[Collected data entries]
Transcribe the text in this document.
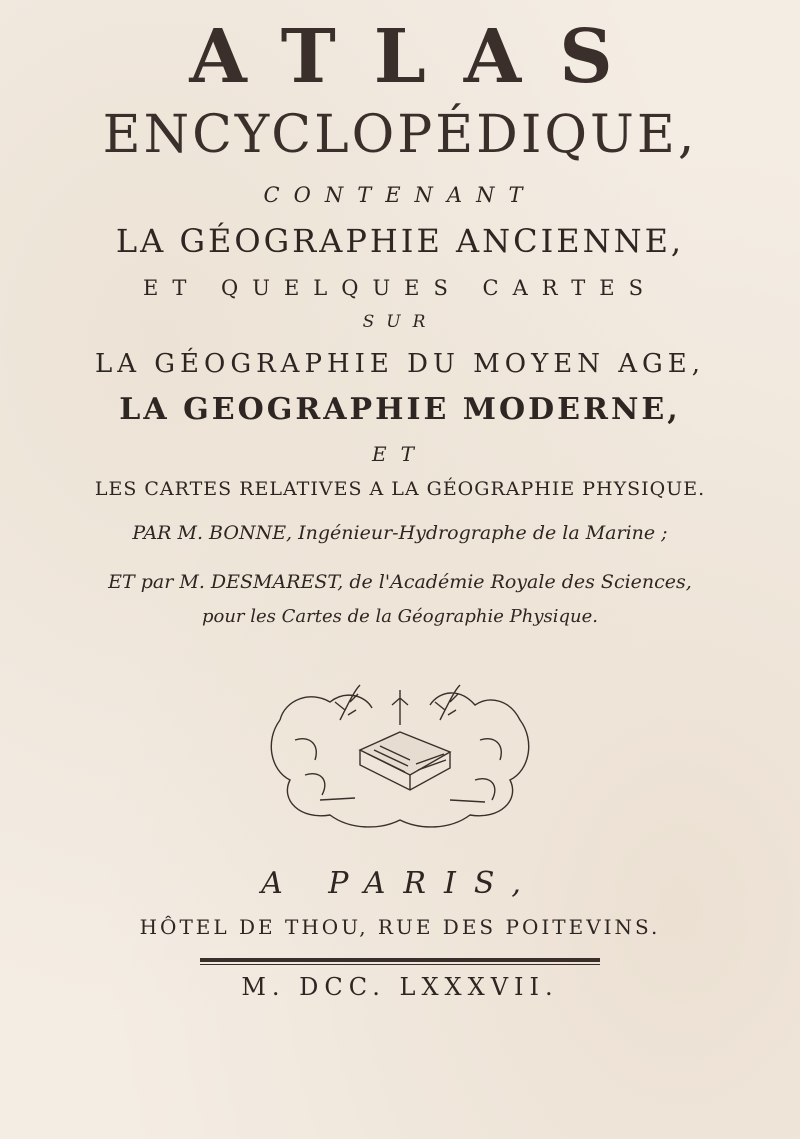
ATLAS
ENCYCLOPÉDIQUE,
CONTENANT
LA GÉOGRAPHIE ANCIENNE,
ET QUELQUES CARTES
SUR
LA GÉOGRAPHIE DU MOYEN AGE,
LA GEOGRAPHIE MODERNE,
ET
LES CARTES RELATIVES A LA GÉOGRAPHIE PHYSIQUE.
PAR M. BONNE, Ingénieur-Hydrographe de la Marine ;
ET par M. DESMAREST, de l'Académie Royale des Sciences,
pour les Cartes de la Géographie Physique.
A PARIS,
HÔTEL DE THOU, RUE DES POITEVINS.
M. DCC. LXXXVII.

==

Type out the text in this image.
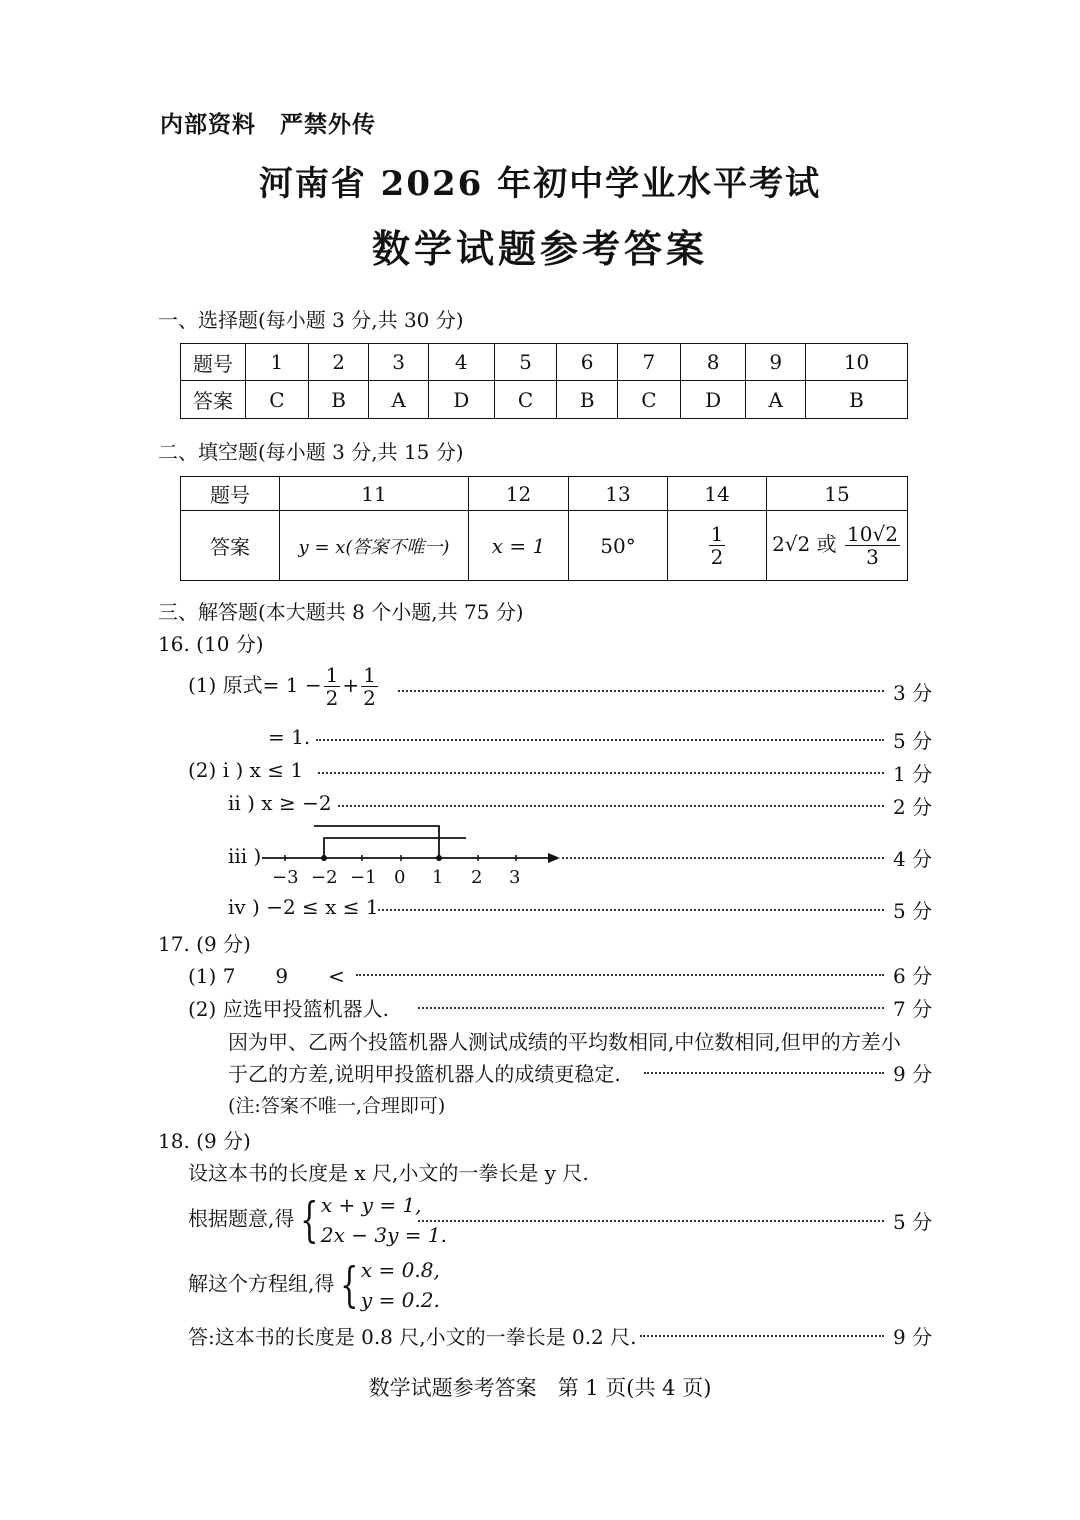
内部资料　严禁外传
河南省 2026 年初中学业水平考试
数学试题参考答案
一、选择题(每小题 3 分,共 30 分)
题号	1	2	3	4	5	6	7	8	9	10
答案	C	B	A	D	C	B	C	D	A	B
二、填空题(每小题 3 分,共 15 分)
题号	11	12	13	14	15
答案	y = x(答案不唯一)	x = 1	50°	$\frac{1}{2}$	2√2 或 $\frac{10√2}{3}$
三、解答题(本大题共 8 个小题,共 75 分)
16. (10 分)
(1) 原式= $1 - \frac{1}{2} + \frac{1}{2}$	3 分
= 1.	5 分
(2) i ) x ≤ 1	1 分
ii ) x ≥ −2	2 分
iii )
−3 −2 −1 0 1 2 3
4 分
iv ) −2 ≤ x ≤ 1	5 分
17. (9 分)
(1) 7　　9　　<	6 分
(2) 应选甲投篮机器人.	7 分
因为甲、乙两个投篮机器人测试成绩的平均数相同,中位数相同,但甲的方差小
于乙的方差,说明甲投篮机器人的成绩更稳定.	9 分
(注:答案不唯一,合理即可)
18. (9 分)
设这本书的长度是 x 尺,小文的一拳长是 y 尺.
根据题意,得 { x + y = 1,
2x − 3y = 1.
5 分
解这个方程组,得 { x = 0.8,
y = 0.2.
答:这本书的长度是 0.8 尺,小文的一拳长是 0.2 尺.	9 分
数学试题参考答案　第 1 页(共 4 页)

* * *

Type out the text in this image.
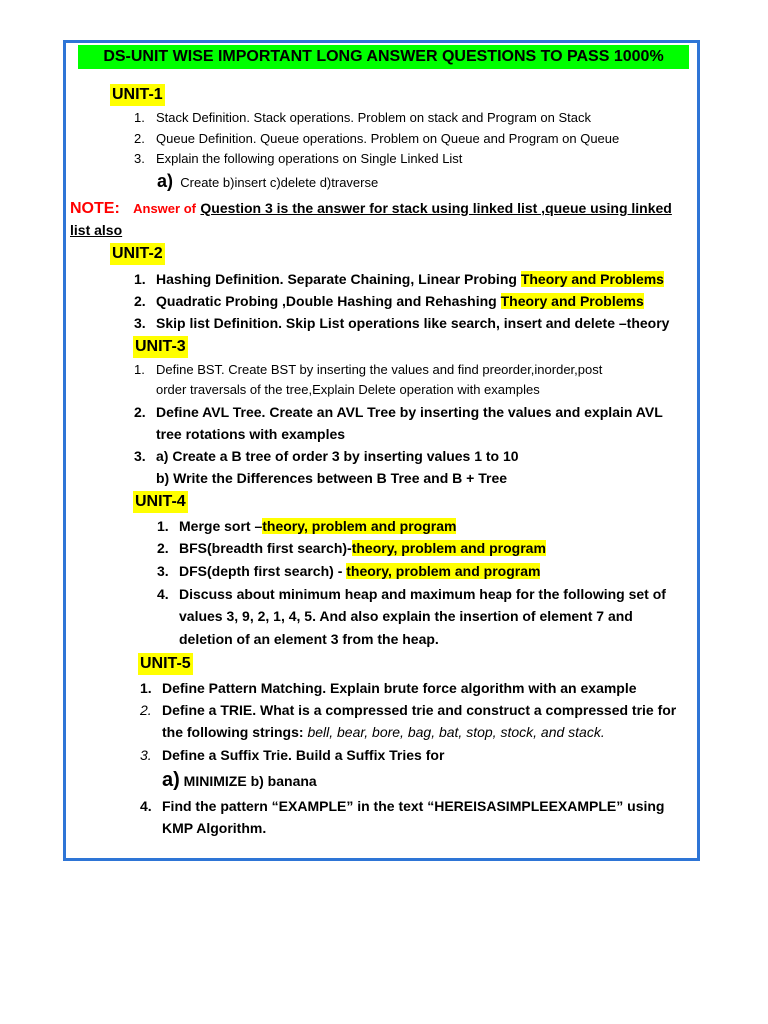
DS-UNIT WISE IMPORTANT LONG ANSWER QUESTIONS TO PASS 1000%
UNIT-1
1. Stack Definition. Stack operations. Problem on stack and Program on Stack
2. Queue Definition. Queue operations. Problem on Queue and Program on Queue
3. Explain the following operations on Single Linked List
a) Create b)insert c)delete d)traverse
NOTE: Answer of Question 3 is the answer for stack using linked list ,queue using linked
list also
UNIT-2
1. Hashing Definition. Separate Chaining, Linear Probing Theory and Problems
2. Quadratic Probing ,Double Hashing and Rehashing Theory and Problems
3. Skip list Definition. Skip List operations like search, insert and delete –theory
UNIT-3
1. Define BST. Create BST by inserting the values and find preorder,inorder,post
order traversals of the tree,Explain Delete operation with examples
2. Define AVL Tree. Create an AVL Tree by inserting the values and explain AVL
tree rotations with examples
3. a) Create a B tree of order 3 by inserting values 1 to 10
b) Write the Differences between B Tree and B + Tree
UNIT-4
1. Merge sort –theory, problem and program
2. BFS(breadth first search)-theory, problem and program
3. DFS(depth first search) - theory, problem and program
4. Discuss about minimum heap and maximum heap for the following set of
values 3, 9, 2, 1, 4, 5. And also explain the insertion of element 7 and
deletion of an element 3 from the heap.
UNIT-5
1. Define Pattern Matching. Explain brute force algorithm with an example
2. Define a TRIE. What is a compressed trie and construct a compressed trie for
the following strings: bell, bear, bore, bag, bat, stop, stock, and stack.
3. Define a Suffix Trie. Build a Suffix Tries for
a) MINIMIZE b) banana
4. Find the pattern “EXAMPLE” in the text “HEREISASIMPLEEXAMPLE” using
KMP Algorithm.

▸ **Task directions**
Where a line contains "also", copy that line.

▸ **Solution to this exercise**
list also
values 3, 9, 2, 1, 4, 5. And also explain the insertion of element 7 and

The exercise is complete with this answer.